### DATA SUPPLIED
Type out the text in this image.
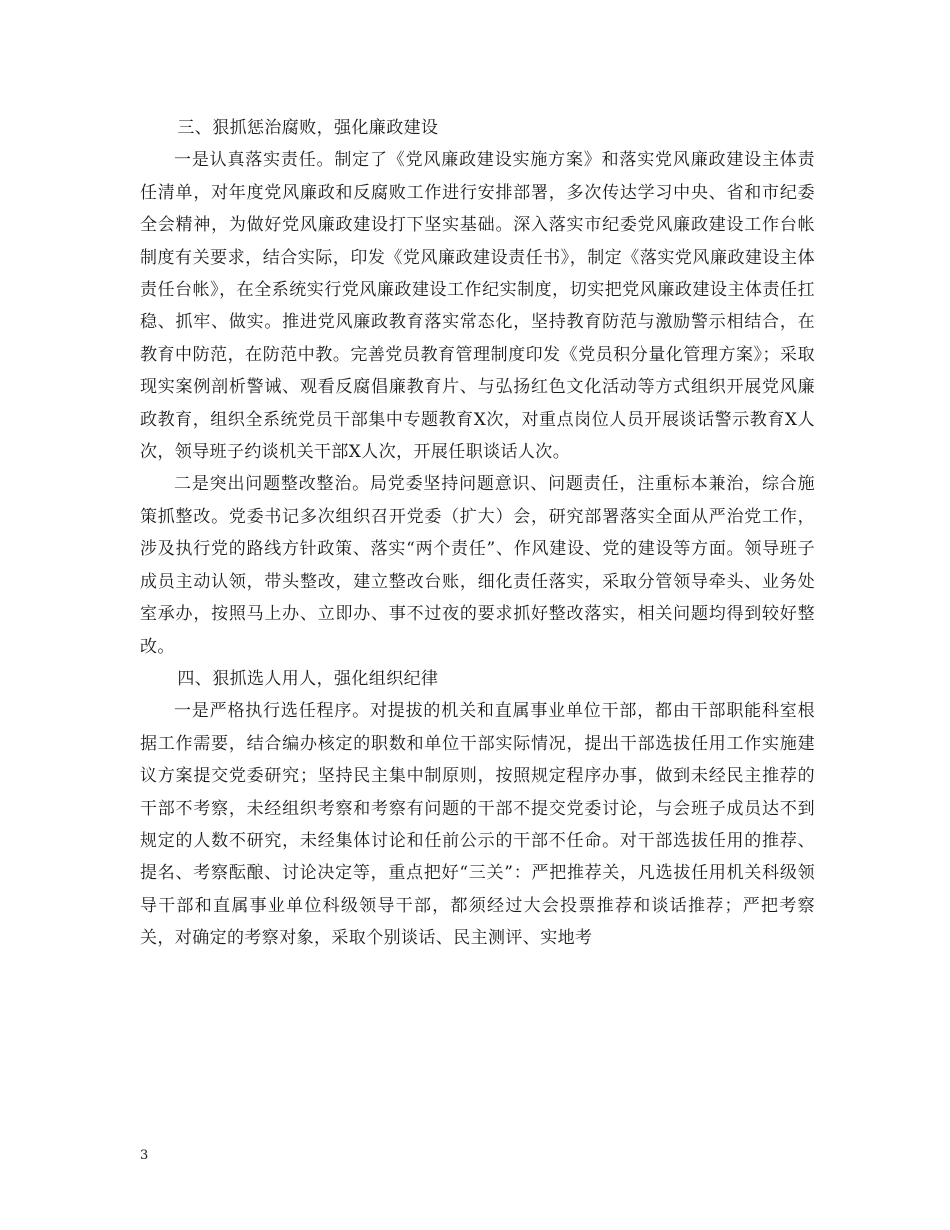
三、狠抓惩治腐败，强化廉政建设

一是认真落实责任。制定了《党风廉政建设实施方案》和落实党风廉政建设主体责任清单，对年度党风廉政和反腐败工作进行安排部署，多次传达学习中央、省和市纪委全会精神，为做好党风廉政建设打下坚实基础。深入落实市纪委党风廉政建设工作台帐制度有关要求，结合实际，印发《党风廉政建设责任书》，制定《落实党风廉政建设主体责任台帐》，在全系统实行党风廉政建设工作纪实制度，切实把党风廉政建设主体责任扛稳、抓牢、做实。推进党风廉政教育落实常态化，坚持教育防范与激励警示相结合，在教育中防范，在防范中教。完善党员教育管理制度印发《党员积分量化管理方案》；采取现实案例剖析警诫、观看反腐倡廉教育片、与弘扬红色文化活动等方式组织开展党风廉政教育，组织全系统党员干部集中专题教育X次，对重点岗位人员开展谈话警示教育X人次，领导班子约谈机关干部X人次，开展任职谈话人次。

二是突出问题整改整治。局党委坚持问题意识、问题责任，注重标本兼治，综合施策抓整改。党委书记多次组织召开党委（扩大）会，研究部署落实全面从严治党工作，涉及执行党的路线方针政策、落实“两个责任”、作风建设、党的建设等方面。领导班子成员主动认领，带头整改，建立整改台账，细化责任落实，采取分管领导牵头、业务处室承办，按照马上办、立即办、事不过夜的要求抓好整改落实，相关问题均得到较好整改。

四、狠抓选人用人，强化组织纪律

一是严格执行选任程序。对提拔的机关和直属事业单位干部，都由干部职能科室根据工作需要，结合编办核定的职数和单位干部实际情况，提出干部选拔任用工作实施建议方案提交党委研究；坚持民主集中制原则，按照规定程序办事，做到未经民主推荐的干部不考察，未经组织考察和考察有问题的干部不提交党委讨论，与会班子成员达不到规定的人数不研究，未经集体讨论和任前公示的干部不任命。对干部选拔任用的推荐、提名、考察酝酿、讨论决定等，重点把好“三关”：严把推荐关，凡选拔任用机关科级领导干部和直属事业单位科级领导干部，都须经过大会投票推荐和谈话推荐；严把考察关，对确定的考察对象，采取个别谈话、民主测评、实地考

3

### WHAT TO PRODUCE
Pictures are to be left out; all else in the entries above is to be quoted exactly.

### RESPONSE FOR THIS EXERCISE
Type out the text in this image.
三、狠抓惩治腐败，强化廉政建设

一是认真落实责任。制定了《党风廉政建设实施方案》和落实党风廉政建设主体责任清单，对年度党风廉政和反腐败工作进行安排部署，多次传达学习中央、省和市纪委全会精神，为做好党风廉政建设打下坚实基础。深入落实市纪委党风廉政建设工作台帐制度有关要求，结合实际，印发《党风廉政建设责任书》，制定《落实党风廉政建设主体责任台帐》，在全系统实行党风廉政建设工作纪实制度，切实把党风廉政建设主体责任扛稳、抓牢、做实。推进党风廉政教育落实常态化，坚持教育防范与激励警示相结合，在教育中防范，在防范中教。完善党员教育管理制度印发《党员积分量化管理方案》；采取现实案例剖析警诫、观看反腐倡廉教育片、与弘扬红色文化活动等方式组织开展党风廉政教育，组织全系统党员干部集中专题教育X次，对重点岗位人员开展谈话警示教育X人次，领导班子约谈机关干部X人次，开展任职谈话人次。

二是突出问题整改整治。局党委坚持问题意识、问题责任，注重标本兼治，综合施策抓整改。党委书记多次组织召开党委（扩大）会，研究部署落实全面从严治党工作，涉及执行党的路线方针政策、落实“两个责任”、作风建设、党的建设等方面。领导班子成员主动认领，带头整改，建立整改台账，细化责任落实，采取分管领导牵头、业务处室承办，按照马上办、立即办、事不过夜的要求抓好整改落实，相关问题均得到较好整改。

四、狠抓选人用人，强化组织纪律

一是严格执行选任程序。对提拔的机关和直属事业单位干部，都由干部职能科室根据工作需要，结合编办核定的职数和单位干部实际情况，提出干部选拔任用工作实施建议方案提交党委研究；坚持民主集中制原则，按照规定程序办事，做到未经民主推荐的干部不考察，未经组织考察和考察有问题的干部不提交党委讨论，与会班子成员达不到规定的人数不研究，未经集体讨论和任前公示的干部不任命。对干部选拔任用的推荐、提名、考察酝酿、讨论决定等，重点把好“三关”：严把推荐关，凡选拔任用机关科级领导干部和直属事业单位科级领导干部，都须经过大会投票推荐和谈话推荐；严把考察关，对确定的考察对象，采取个别谈话、民主测评、实地考

3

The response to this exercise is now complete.